MATERIAL SUPPLIED
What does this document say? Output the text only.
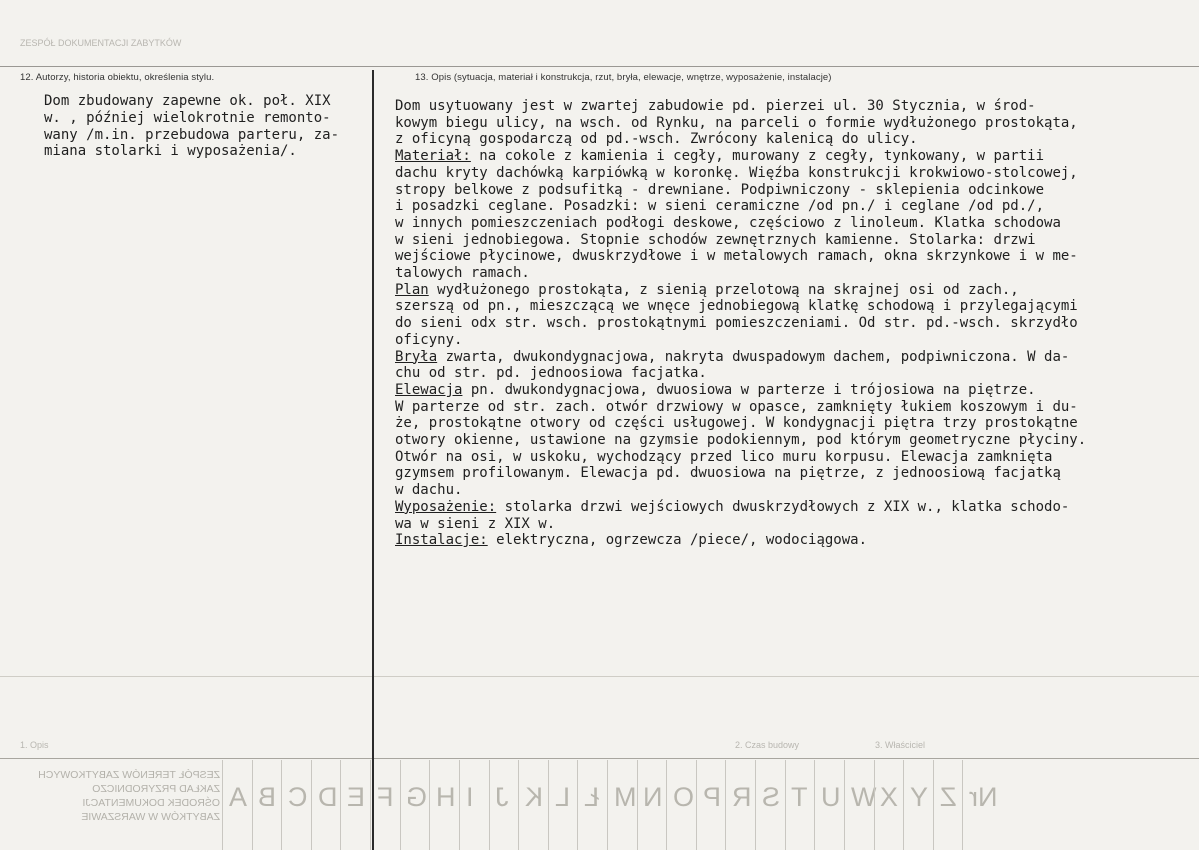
ZESPÓŁ DOKUMENTACJI ZABYTKÓW
1. Opis	2. Czas budowy	3. Właściciel
12. Autorzy, historia obiektu, określenia stylu.	13. Opis (sytuacja, materiał i konstrukcja, rzut, bryła, elewacje, wnętrze, wyposażenie, instalacje)
Dom zbudowany zapewne ok. poł. XIX
w. , później wielokrotnie remonto-
wany /m.in. przebudowa parteru, za-
miana stolarki i wyposażenia/.
Dom usytuowany jest w zwartej zabudowie pd. pierzei ul. 30 Stycznia, w środ-
kowym biegu ulicy, na wsch. od Rynku, na parceli o formie wydłużonego prostokąta,
z oficyną gospodarczą od pd.-wsch. Zwrócony kalenicą do ulicy.
Materiał: na cokole z kamienia i cegły, murowany z cegły, tynkowany, w partii
dachu kryty dachówką karpiówką w koronkę. Więźba konstrukcji krokwiowo-stolcowej,
stropy belkowe z podsufitką - drewniane. Podpiwniczony - sklepienia odcinkowe
i posadzki ceglane. Posadzki: w sieni ceramiczne /od pn./ i ceglane /od pd./,
w innych pomieszczeniach podłogi deskowe, częściowo z linoleum. Klatka schodowa
w sieni jednobiegowa. Stopnie schodów zewnętrznych kamienne. Stolarka: drzwi
wejściowe płycinowe, dwuskrzydłowe i w metalowych ramach, okna skrzynkowe i w me-
talowych ramach.
Plan wydłużonego prostokąta, z sienią przelotową na skrajnej osi od zach.,
szerszą od pn., mieszczącą we wnęce jednobiegową klatkę schodową i przylegającymi
do sieni odx str. wsch. prostokątnymi pomieszczeniami. Od str. pd.-wsch. skrzydło
oficyny.
Bryła zwarta, dwukondygnacjowa, nakryta dwuspadowym dachem, podpiwniczona. W da-
chu od str. pd. jednoosiowa facjatka.
Elewacja pn. dwukondygnacjowa, dwuosiowa w parterze i trójosiowa na piętrze.
W parterze od str. zach. otwór drzwiowy w opasce, zamknięty łukiem koszowym i du-
że, prostokątne otwory od części usługowej. W kondygnacji piętra trzy prostokątne
otwory okienne, ustawione na gzymsie podokiennym, pod którym geometryczne płyciny.
Otwór na osi, w uskoku, wychodzący przed lico muru korpusu. Elewacja zamknięta
gzymsem profilowanym. Elewacja pd. dwuosiowa na piętrze, z jednoosiową facjatką
w dachu.
Wyposażenie: stolarka drzwi wejściowych dwuskrzydłowych z XIX w., klatka schodo-
wa w sieni z XIX w.
Instalacje: elektryczna, ogrzewcza /piece/, wodociągowa.
ZESPÓŁ TERENÓW ZABYTKOWYCH
ZAKŁAD PRZYRODNICZO
OŚRODEK DOKUMENTACJI
ZABYTKÓW W WARSZAWIE
A B C D E F G H I J K L Ł M N O P R S T U W X Y Z Nr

TO BE DONE
In the records above, how many lines hold the string "zach"? Reply with only the number.

CORRECT RESPONSE
2